## START

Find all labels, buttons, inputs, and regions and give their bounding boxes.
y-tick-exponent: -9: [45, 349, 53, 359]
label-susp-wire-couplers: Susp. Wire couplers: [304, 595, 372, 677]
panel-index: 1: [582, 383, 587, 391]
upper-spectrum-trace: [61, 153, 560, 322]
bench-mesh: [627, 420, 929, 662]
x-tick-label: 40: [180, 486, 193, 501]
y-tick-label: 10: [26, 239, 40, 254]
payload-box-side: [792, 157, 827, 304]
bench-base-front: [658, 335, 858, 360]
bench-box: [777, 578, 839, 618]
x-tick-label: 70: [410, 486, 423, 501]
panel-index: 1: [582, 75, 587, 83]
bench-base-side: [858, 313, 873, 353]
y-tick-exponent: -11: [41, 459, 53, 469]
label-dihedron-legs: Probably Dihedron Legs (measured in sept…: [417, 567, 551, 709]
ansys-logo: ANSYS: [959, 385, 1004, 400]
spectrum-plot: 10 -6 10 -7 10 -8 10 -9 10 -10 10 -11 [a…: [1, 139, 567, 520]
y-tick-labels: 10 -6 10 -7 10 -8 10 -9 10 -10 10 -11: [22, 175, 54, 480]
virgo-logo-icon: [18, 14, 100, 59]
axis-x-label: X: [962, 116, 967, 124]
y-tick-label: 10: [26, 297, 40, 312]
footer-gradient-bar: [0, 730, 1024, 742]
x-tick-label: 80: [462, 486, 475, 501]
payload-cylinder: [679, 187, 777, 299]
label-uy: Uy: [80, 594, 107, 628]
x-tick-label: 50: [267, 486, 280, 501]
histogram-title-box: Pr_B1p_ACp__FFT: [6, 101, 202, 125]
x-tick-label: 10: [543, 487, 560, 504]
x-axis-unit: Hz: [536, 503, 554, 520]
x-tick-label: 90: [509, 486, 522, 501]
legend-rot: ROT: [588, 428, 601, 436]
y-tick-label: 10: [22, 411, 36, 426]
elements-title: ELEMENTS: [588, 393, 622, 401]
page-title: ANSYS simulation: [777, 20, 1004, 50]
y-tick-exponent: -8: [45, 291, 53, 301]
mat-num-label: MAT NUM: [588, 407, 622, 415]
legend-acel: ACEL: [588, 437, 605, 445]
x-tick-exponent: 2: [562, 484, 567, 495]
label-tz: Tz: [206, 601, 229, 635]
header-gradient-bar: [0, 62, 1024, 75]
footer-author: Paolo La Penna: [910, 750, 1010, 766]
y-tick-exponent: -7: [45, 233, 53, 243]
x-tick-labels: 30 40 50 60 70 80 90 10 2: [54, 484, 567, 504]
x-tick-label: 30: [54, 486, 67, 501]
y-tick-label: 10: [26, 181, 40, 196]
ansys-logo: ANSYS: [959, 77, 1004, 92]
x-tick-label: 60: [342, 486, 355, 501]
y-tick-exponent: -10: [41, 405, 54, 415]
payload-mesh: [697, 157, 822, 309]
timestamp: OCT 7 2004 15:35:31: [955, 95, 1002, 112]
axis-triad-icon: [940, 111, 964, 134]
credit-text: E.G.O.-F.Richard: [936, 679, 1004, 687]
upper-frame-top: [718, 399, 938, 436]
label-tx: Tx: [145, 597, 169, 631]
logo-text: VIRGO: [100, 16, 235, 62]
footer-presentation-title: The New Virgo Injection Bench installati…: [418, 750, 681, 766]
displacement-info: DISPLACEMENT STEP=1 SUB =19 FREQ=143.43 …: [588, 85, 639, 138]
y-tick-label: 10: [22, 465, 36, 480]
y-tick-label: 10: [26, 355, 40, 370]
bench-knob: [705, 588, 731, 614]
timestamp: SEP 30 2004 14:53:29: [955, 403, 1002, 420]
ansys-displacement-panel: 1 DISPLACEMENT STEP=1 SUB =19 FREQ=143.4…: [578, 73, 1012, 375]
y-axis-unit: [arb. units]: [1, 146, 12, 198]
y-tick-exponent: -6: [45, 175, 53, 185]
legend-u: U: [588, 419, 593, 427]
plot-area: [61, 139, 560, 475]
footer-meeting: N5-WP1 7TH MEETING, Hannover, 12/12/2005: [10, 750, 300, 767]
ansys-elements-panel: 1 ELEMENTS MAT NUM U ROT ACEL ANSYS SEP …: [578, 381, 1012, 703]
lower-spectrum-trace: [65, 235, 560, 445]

## END

### [What you should do]
Please copy all of the records above verbatim, line by line and in the same order.

### [Result for this exercise]
Find all labels, buttons, inputs, and regions and give their bounding boxes.
y-tick-exponent: -9: [45, 349, 53, 359]
label-susp-wire-couplers: Susp. Wire couplers: [304, 595, 372, 677]
panel-index: 1: [582, 383, 587, 391]
upper-spectrum-trace: [61, 153, 560, 322]
bench-mesh: [627, 420, 929, 662]
x-tick-label: 40: [180, 486, 193, 501]
y-tick-label: 10: [26, 239, 40, 254]
payload-box-side: [792, 157, 827, 304]
bench-base-front: [658, 335, 858, 360]
bench-box: [777, 578, 839, 618]
x-tick-label: 70: [410, 486, 423, 501]
panel-index: 1: [582, 75, 587, 83]
bench-base-side: [858, 313, 873, 353]
y-tick-exponent: -11: [41, 459, 53, 469]
label-dihedron-legs: Probably Dihedron Legs (measured in sept…: [417, 567, 551, 709]
ansys-logo: ANSYS: [959, 385, 1004, 400]
spectrum-plot: 10 -6 10 -7 10 -8 10 -9 10 -10 10 -11 [a…: [1, 139, 567, 520]
y-tick-labels: 10 -6 10 -7 10 -8 10 -9 10 -10 10 -11: [22, 175, 54, 480]
virgo-logo-icon: [18, 14, 100, 59]
axis-x-label: X: [962, 116, 967, 124]
y-tick-label: 10: [26, 297, 40, 312]
footer-gradient-bar: [0, 730, 1024, 742]
x-tick-label: 80: [462, 486, 475, 501]
payload-cylinder: [679, 187, 777, 299]
label-uy: Uy: [80, 594, 107, 628]
x-tick-label: 50: [267, 486, 280, 501]
histogram-title-box: Pr_B1p_ACp__FFT: [6, 101, 202, 125]
x-tick-label: 10: [543, 487, 560, 504]
x-axis-unit: Hz: [536, 503, 554, 520]
x-tick-label: 90: [509, 486, 522, 501]
legend-rot: ROT: [588, 428, 601, 436]
y-tick-label: 10: [22, 411, 36, 426]
elements-title: ELEMENTS: [588, 393, 622, 401]
page-title: ANSYS simulation: [777, 20, 1004, 50]
y-tick-exponent: -8: [45, 291, 53, 301]
mat-num-label: MAT NUM: [588, 407, 622, 415]
legend-acel: ACEL: [588, 437, 605, 445]
x-tick-exponent: 2: [562, 484, 567, 495]
label-tz: Tz: [206, 601, 229, 635]
header-gradient-bar: [0, 62, 1024, 75]
footer-author: Paolo La Penna: [910, 750, 1010, 766]
y-tick-exponent: -7: [45, 233, 53, 243]
x-tick-labels: 30 40 50 60 70 80 90 10 2: [54, 484, 567, 504]
x-tick-label: 30: [54, 486, 67, 501]
y-tick-label: 10: [26, 181, 40, 196]
ansys-logo: ANSYS: [959, 77, 1004, 92]
x-tick-label: 60: [342, 486, 355, 501]
y-tick-exponent: -10: [41, 405, 54, 415]
payload-mesh: [697, 157, 822, 309]
timestamp: OCT 7 2004 15:35:31: [955, 95, 1002, 112]
axis-triad-icon: [940, 111, 964, 134]
credit-text: E.G.O.-F.Richard: [936, 679, 1004, 687]
upper-frame-top: [718, 399, 938, 436]
label-tx: Tx: [145, 597, 169, 631]
logo-text: VIRGO: [100, 16, 235, 62]
footer-presentation-title: The New Virgo Injection Bench installati…: [418, 750, 681, 766]
displacement-info: DISPLACEMENT STEP=1 SUB =19 FREQ=143.43 …: [588, 85, 639, 138]
y-tick-label: 10: [22, 465, 36, 480]
y-tick-label: 10: [26, 355, 40, 370]
bench-knob: [705, 588, 731, 614]
timestamp: SEP 30 2004 14:53:29: [955, 403, 1002, 420]
ansys-displacement-panel: 1 DISPLACEMENT STEP=1 SUB =19 FREQ=143.4…: [578, 73, 1012, 375]
y-axis-unit: [arb. units]: [1, 146, 12, 198]
y-tick-exponent: -6: [45, 175, 53, 185]
legend-u: U: [588, 419, 593, 427]
plot-area: [61, 139, 560, 475]
footer-meeting: N5-WP1 7TH MEETING, Hannover, 12/12/2005: [10, 750, 300, 767]
ansys-elements-panel: 1 ELEMENTS MAT NUM U ROT ACEL ANSYS SEP …: [578, 381, 1012, 703]
lower-spectrum-trace: [65, 235, 560, 445]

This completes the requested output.